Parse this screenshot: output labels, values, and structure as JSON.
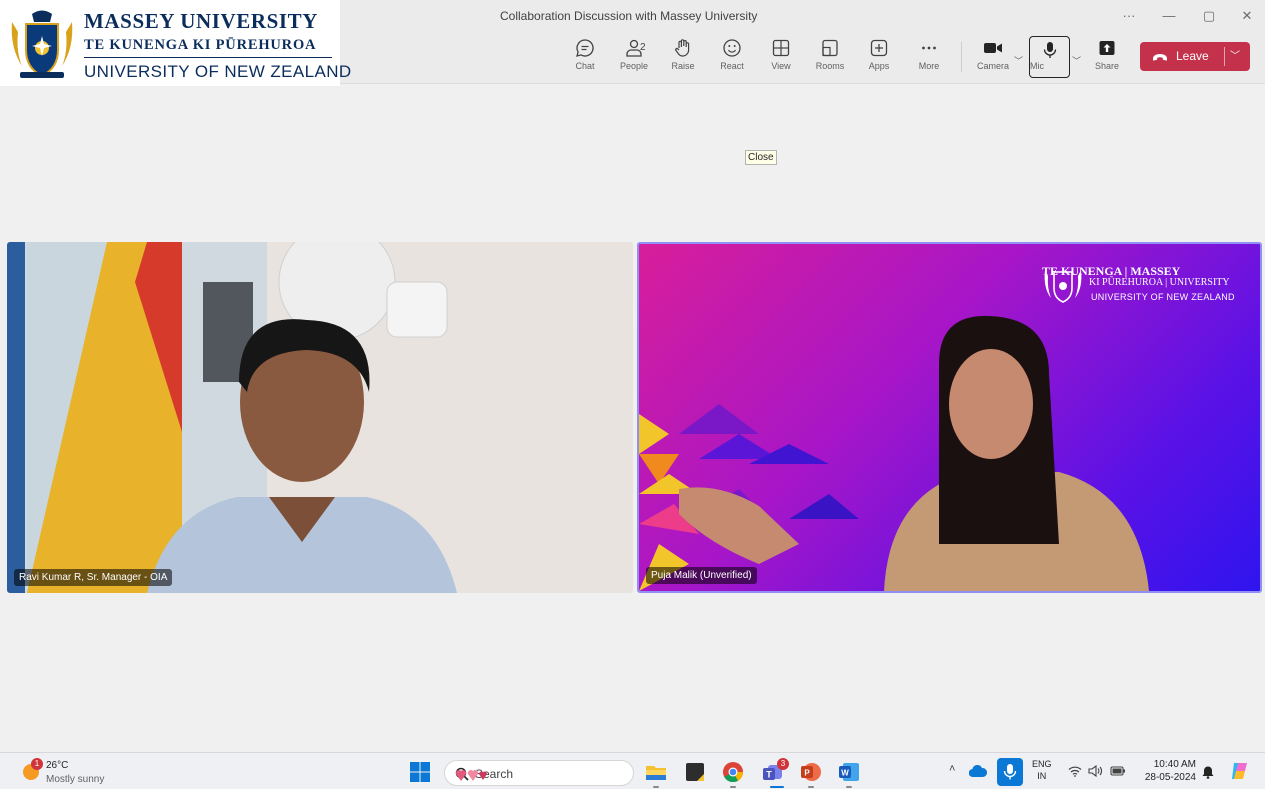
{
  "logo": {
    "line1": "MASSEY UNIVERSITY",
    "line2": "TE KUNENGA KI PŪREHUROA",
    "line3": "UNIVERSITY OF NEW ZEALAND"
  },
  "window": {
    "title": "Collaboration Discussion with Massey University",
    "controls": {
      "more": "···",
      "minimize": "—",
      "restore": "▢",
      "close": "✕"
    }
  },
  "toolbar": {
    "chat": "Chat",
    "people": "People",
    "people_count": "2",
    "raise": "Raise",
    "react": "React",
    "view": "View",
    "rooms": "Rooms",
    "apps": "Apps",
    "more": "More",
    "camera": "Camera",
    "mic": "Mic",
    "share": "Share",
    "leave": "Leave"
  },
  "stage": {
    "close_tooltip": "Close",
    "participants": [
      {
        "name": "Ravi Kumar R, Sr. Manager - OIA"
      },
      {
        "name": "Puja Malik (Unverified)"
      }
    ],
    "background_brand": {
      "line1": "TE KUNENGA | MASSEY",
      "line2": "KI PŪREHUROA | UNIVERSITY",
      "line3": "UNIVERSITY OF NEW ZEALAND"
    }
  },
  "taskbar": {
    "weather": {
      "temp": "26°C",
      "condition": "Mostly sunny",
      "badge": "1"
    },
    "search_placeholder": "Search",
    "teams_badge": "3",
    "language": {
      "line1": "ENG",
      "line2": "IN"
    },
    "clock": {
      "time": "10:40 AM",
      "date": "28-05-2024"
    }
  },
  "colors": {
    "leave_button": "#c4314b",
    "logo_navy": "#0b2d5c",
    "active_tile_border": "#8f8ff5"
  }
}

* * *

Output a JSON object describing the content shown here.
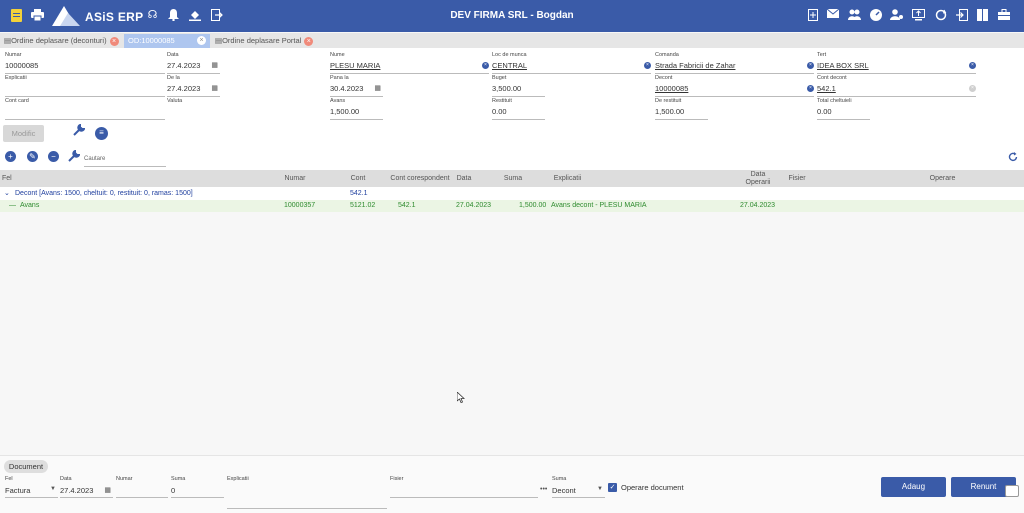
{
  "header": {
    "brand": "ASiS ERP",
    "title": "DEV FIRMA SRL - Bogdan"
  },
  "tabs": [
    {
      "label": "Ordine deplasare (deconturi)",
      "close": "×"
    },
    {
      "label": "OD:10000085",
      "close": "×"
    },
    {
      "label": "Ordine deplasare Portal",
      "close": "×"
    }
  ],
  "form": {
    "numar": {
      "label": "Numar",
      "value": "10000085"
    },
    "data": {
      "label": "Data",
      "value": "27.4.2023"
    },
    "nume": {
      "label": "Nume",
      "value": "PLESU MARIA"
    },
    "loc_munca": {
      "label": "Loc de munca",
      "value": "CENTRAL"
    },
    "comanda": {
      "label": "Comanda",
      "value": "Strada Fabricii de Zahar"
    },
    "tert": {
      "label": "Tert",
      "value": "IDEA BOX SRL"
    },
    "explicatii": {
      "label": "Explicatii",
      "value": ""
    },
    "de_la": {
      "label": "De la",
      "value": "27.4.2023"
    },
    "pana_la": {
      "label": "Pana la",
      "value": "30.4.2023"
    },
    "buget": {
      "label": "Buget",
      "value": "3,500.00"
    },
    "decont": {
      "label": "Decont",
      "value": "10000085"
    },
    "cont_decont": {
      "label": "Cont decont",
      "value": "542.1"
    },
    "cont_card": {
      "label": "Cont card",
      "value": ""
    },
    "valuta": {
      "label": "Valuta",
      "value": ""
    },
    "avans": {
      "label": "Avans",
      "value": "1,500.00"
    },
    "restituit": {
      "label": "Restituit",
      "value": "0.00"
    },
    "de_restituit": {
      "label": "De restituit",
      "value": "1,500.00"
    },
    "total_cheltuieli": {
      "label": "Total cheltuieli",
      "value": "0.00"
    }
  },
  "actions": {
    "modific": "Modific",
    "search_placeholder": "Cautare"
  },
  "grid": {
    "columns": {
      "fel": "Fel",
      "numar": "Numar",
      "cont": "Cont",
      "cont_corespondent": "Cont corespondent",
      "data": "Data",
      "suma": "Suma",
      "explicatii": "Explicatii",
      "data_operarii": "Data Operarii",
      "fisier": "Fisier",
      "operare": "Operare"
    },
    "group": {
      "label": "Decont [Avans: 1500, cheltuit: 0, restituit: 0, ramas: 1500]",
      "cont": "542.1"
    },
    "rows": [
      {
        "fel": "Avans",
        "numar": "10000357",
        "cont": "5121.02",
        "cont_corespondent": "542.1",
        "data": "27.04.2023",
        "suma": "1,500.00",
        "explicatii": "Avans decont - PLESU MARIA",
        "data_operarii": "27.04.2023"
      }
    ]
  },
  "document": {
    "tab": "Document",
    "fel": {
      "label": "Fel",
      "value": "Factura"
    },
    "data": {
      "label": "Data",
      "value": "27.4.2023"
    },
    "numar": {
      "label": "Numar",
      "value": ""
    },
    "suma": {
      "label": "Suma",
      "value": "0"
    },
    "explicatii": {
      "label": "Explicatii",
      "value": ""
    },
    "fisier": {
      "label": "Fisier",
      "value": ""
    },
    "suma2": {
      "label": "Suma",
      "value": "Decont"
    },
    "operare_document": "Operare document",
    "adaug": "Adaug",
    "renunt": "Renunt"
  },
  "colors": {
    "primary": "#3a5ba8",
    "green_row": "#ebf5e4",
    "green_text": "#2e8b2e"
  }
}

- What is required
Determine how many lines in the records contain "KUNENGA", and reply with the number only.

- Solution
2